--- Supplied records ---

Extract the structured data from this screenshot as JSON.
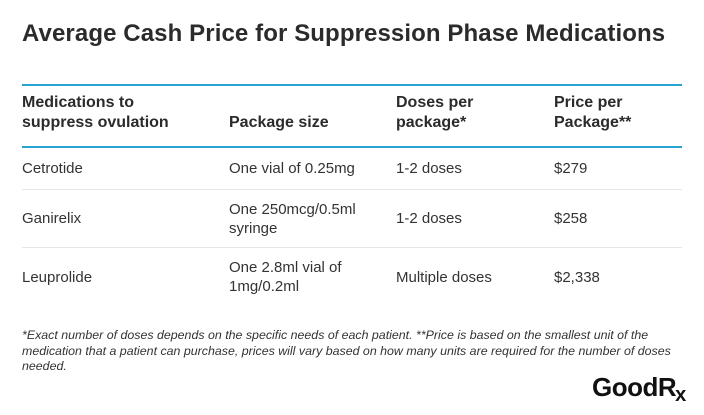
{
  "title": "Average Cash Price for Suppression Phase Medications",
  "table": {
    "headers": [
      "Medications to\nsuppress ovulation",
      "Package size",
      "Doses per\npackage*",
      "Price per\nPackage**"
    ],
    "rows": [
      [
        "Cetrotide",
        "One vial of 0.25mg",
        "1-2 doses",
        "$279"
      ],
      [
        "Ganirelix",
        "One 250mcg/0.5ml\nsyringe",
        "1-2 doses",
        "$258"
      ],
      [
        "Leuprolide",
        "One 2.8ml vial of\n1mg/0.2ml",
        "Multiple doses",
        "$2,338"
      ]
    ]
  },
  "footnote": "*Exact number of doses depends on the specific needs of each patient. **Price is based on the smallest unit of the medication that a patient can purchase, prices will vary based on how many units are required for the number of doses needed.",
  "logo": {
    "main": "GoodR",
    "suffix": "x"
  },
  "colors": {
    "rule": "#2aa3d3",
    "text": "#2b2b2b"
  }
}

--- The exercise ---
Say how many lines in the records hold "vial", with the number as the whole reply.

--- Answer to this problem ---
2